■ **Problem to work on**
What follows is a block of records; restate each one word for word.

■ **Source records**
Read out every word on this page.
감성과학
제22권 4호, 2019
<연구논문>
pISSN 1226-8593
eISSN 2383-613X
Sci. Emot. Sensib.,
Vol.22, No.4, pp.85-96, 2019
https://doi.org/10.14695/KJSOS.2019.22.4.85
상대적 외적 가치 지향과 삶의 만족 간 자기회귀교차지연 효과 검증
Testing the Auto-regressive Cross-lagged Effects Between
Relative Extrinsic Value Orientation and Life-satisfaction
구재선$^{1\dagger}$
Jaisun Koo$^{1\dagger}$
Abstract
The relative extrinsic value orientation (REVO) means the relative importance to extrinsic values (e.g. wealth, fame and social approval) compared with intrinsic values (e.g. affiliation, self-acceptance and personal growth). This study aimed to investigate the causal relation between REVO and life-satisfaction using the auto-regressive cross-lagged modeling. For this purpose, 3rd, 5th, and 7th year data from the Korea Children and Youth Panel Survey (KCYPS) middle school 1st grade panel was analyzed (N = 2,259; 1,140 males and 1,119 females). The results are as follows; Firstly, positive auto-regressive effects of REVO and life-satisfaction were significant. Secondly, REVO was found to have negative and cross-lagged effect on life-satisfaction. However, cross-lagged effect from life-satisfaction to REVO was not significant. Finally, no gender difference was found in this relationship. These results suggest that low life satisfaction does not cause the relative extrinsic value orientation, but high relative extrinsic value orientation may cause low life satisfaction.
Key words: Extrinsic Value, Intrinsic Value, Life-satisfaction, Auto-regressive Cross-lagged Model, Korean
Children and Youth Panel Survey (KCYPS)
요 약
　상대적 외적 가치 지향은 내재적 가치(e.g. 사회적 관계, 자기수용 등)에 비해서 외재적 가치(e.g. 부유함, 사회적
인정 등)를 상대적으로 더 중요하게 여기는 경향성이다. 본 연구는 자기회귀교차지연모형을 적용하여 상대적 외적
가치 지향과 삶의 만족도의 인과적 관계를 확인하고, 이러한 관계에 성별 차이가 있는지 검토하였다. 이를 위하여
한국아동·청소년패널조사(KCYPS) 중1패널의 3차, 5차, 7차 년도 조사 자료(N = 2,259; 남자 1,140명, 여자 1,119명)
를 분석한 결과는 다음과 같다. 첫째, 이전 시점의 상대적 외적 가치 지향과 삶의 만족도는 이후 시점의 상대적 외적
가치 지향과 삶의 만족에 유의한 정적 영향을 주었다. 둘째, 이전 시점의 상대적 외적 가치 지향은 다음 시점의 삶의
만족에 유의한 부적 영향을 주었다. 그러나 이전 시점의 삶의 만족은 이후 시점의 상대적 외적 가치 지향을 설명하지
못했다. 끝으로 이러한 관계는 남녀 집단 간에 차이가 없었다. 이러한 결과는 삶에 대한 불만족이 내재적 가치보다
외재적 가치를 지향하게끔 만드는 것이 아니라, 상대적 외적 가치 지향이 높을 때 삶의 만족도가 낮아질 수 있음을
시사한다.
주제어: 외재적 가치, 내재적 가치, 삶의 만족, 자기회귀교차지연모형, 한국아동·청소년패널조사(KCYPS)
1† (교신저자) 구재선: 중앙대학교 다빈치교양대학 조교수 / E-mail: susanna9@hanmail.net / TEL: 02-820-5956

■ **Written solution**
Read out every word on this page.
감성과학
제22권 4호, 2019
<연구논문>
pISSN 1226-8593
eISSN 2383-613X
Sci. Emot. Sensib.,
Vol.22, No.4, pp.85-96, 2019
https://doi.org/10.14695/KJSOS.2019.22.4.85
상대적 외적 가치 지향과 삶의 만족 간 자기회귀교차지연 효과 검증
Testing the Auto-regressive Cross-lagged Effects Between
Relative Extrinsic Value Orientation and Life-satisfaction
구재선$^{1\dagger}$
Jaisun Koo$^{1\dagger}$
Abstract
The relative extrinsic value orientation (REVO) means the relative importance to extrinsic values (e.g. wealth, fame and social approval) compared with intrinsic values (e.g. affiliation, self-acceptance and personal growth). This study aimed to investigate the causal relation between REVO and life-satisfaction using the auto-regressive cross-lagged modeling. For this purpose, 3rd, 5th, and 7th year data from the Korea Children and Youth Panel Survey (KCYPS) middle school 1st grade panel was analyzed (N = 2,259; 1,140 males and 1,119 females). The results are as follows; Firstly, positive auto-regressive effects of REVO and life-satisfaction were significant. Secondly, REVO was found to have negative and cross-lagged effect on life-satisfaction. However, cross-lagged effect from life-satisfaction to REVO was not significant. Finally, no gender difference was found in this relationship. These results suggest that low life satisfaction does not cause the relative extrinsic value orientation, but high relative extrinsic value orientation may cause low life satisfaction.
Key words: Extrinsic Value, Intrinsic Value, Life-satisfaction, Auto-regressive Cross-lagged Model, Korean
Children and Youth Panel Survey (KCYPS)
요 약
　상대적 외적 가치 지향은 내재적 가치(e.g. 사회적 관계, 자기수용 등)에 비해서 외재적 가치(e.g. 부유함, 사회적
인정 등)를 상대적으로 더 중요하게 여기는 경향성이다. 본 연구는 자기회귀교차지연모형을 적용하여 상대적 외적
가치 지향과 삶의 만족도의 인과적 관계를 확인하고, 이러한 관계에 성별 차이가 있는지 검토하였다. 이를 위하여
한국아동·청소년패널조사(KCYPS) 중1패널의 3차, 5차, 7차 년도 조사 자료(N = 2,259; 남자 1,140명, 여자 1,119명)
를 분석한 결과는 다음과 같다. 첫째, 이전 시점의 상대적 외적 가치 지향과 삶의 만족도는 이후 시점의 상대적 외적
가치 지향과 삶의 만족에 유의한 정적 영향을 주었다. 둘째, 이전 시점의 상대적 외적 가치 지향은 다음 시점의 삶의
만족에 유의한 부적 영향을 주었다. 그러나 이전 시점의 삶의 만족은 이후 시점의 상대적 외적 가치 지향을 설명하지
못했다. 끝으로 이러한 관계는 남녀 집단 간에 차이가 없었다. 이러한 결과는 삶에 대한 불만족이 내재적 가치보다
외재적 가치를 지향하게끔 만드는 것이 아니라, 상대적 외적 가치 지향이 높을 때 삶의 만족도가 낮아질 수 있음을
시사한다.
주제어: 외재적 가치, 내재적 가치, 삶의 만족, 자기회귀교차지연모형, 한국아동·청소년패널조사(KCYPS)
1† (교신저자) 구재선: 중앙대학교 다빈치교양대학 조교수 / E-mail: susanna9@hanmail.net / TEL: 02-820-5956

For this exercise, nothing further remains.